─── Given data ───

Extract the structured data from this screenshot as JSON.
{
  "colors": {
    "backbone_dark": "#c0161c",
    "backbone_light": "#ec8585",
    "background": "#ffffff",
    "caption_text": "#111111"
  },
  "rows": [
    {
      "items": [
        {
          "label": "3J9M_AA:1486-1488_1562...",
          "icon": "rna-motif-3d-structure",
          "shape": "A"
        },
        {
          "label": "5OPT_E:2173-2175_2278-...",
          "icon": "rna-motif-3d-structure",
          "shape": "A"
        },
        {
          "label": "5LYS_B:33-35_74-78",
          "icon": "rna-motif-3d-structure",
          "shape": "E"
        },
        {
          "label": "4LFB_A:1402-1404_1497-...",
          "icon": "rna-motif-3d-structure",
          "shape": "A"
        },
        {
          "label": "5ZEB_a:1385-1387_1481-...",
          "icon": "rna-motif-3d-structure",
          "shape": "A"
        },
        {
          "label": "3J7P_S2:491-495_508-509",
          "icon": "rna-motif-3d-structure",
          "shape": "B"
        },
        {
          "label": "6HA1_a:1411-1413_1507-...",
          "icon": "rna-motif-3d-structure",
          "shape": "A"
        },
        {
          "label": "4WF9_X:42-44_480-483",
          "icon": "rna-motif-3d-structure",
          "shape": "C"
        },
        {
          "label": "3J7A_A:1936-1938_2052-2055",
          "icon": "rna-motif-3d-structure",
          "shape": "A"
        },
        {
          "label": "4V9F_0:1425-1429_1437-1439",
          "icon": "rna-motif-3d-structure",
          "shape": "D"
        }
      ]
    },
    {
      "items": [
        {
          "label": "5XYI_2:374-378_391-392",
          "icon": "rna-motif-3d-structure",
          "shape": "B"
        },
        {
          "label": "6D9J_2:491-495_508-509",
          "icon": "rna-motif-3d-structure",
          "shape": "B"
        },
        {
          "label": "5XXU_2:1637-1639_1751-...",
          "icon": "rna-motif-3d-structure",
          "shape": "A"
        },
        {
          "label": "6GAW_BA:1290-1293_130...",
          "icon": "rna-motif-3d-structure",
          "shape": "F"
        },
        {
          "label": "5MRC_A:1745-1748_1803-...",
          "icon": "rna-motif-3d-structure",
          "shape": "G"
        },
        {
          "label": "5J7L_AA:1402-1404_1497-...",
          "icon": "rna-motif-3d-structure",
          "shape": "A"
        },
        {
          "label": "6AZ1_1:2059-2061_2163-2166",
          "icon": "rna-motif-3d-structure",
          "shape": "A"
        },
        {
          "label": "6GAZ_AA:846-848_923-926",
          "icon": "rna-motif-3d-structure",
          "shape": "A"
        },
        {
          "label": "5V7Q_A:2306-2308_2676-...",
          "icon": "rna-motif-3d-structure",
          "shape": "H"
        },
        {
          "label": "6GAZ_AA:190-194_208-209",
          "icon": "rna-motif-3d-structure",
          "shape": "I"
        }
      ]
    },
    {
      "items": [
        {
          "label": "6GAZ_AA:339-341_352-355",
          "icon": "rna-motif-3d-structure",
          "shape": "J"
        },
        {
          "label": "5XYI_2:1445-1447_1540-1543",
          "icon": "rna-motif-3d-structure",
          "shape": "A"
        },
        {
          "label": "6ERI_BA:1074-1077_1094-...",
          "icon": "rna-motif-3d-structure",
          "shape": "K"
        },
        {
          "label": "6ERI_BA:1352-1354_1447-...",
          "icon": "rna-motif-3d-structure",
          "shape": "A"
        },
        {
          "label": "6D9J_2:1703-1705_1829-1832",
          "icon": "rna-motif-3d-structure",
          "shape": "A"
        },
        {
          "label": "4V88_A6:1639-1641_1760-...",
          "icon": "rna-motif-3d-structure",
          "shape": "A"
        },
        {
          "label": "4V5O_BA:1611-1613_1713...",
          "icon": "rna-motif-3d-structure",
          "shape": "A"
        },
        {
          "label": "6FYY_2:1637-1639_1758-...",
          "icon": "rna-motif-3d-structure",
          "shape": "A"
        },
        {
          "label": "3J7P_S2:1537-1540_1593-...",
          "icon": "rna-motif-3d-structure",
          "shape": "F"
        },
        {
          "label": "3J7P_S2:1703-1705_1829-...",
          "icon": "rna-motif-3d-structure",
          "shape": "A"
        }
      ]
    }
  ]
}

───

■ Stated problem: All of the data must be returned exactly.

■ Response to this task:
Extract the structured data from this screenshot as JSON.
{
  "colors": {
    "backbone_dark": "#c0161c",
    "backbone_light": "#ec8585",
    "background": "#ffffff",
    "caption_text": "#111111"
  },
  "rows": [
    {
      "items": [
        {
          "label": "3J9M_AA:1486-1488_1562...",
          "icon": "rna-motif-3d-structure",
          "shape": "A"
        },
        {
          "label": "5OPT_E:2173-2175_2278-...",
          "icon": "rna-motif-3d-structure",
          "shape": "A"
        },
        {
          "label": "5LYS_B:33-35_74-78",
          "icon": "rna-motif-3d-structure",
          "shape": "E"
        },
        {
          "label": "4LFB_A:1402-1404_1497-...",
          "icon": "rna-motif-3d-structure",
          "shape": "A"
        },
        {
          "label": "5ZEB_a:1385-1387_1481-...",
          "icon": "rna-motif-3d-structure",
          "shape": "A"
        },
        {
          "label": "3J7P_S2:491-495_508-509",
          "icon": "rna-motif-3d-structure",
          "shape": "B"
        },
        {
          "label": "6HA1_a:1411-1413_1507-...",
          "icon": "rna-motif-3d-structure",
          "shape": "A"
        },
        {
          "label": "4WF9_X:42-44_480-483",
          "icon": "rna-motif-3d-structure",
          "shape": "C"
        },
        {
          "label": "3J7A_A:1936-1938_2052-2055",
          "icon": "rna-motif-3d-structure",
          "shape": "A"
        },
        {
          "label": "4V9F_0:1425-1429_1437-1439",
          "icon": "rna-motif-3d-structure",
          "shape": "D"
        }
      ]
    },
    {
      "items": [
        {
          "label": "5XYI_2:374-378_391-392",
          "icon": "rna-motif-3d-structure",
          "shape": "B"
        },
        {
          "label": "6D9J_2:491-495_508-509",
          "icon": "rna-motif-3d-structure",
          "shape": "B"
        },
        {
          "label": "5XXU_2:1637-1639_1751-...",
          "icon": "rna-motif-3d-structure",
          "shape": "A"
        },
        {
          "label": "6GAW_BA:1290-1293_130...",
          "icon": "rna-motif-3d-structure",
          "shape": "F"
        },
        {
          "label": "5MRC_A:1745-1748_1803-...",
          "icon": "rna-motif-3d-structure",
          "shape": "G"
        },
        {
          "label": "5J7L_AA:1402-1404_1497-...",
          "icon": "rna-motif-3d-structure",
          "shape": "A"
        },
        {
          "label": "6AZ1_1:2059-2061_2163-2166",
          "icon": "rna-motif-3d-structure",
          "shape": "A"
        },
        {
          "label": "6GAZ_AA:846-848_923-926",
          "icon": "rna-motif-3d-structure",
          "shape": "A"
        },
        {
          "label": "5V7Q_A:2306-2308_2676-...",
          "icon": "rna-motif-3d-structure",
          "shape": "H"
        },
        {
          "label": "6GAZ_AA:190-194_208-209",
          "icon": "rna-motif-3d-structure",
          "shape": "I"
        }
      ]
    },
    {
      "items": [
        {
          "label": "6GAZ_AA:339-341_352-355",
          "icon": "rna-motif-3d-structure",
          "shape": "J"
        },
        {
          "label": "5XYI_2:1445-1447_1540-1543",
          "icon": "rna-motif-3d-structure",
          "shape": "A"
        },
        {
          "label": "6ERI_BA:1074-1077_1094-...",
          "icon": "rna-motif-3d-structure",
          "shape": "K"
        },
        {
          "label": "6ERI_BA:1352-1354_1447-...",
          "icon": "rna-motif-3d-structure",
          "shape": "A"
        },
        {
          "label": "6D9J_2:1703-1705_1829-1832",
          "icon": "rna-motif-3d-structure",
          "shape": "A"
        },
        {
          "label": "4V88_A6:1639-1641_1760-...",
          "icon": "rna-motif-3d-structure",
          "shape": "A"
        },
        {
          "label": "4V5O_BA:1611-1613_1713...",
          "icon": "rna-motif-3d-structure",
          "shape": "A"
        },
        {
          "label": "6FYY_2:1637-1639_1758-...",
          "icon": "rna-motif-3d-structure",
          "shape": "A"
        },
        {
          "label": "3J7P_S2:1537-1540_1593-...",
          "icon": "rna-motif-3d-structure",
          "shape": "F"
        },
        {
          "label": "3J7P_S2:1703-1705_1829-...",
          "icon": "rna-motif-3d-structure",
          "shape": "A"
        }
      ]
    }
  ]
}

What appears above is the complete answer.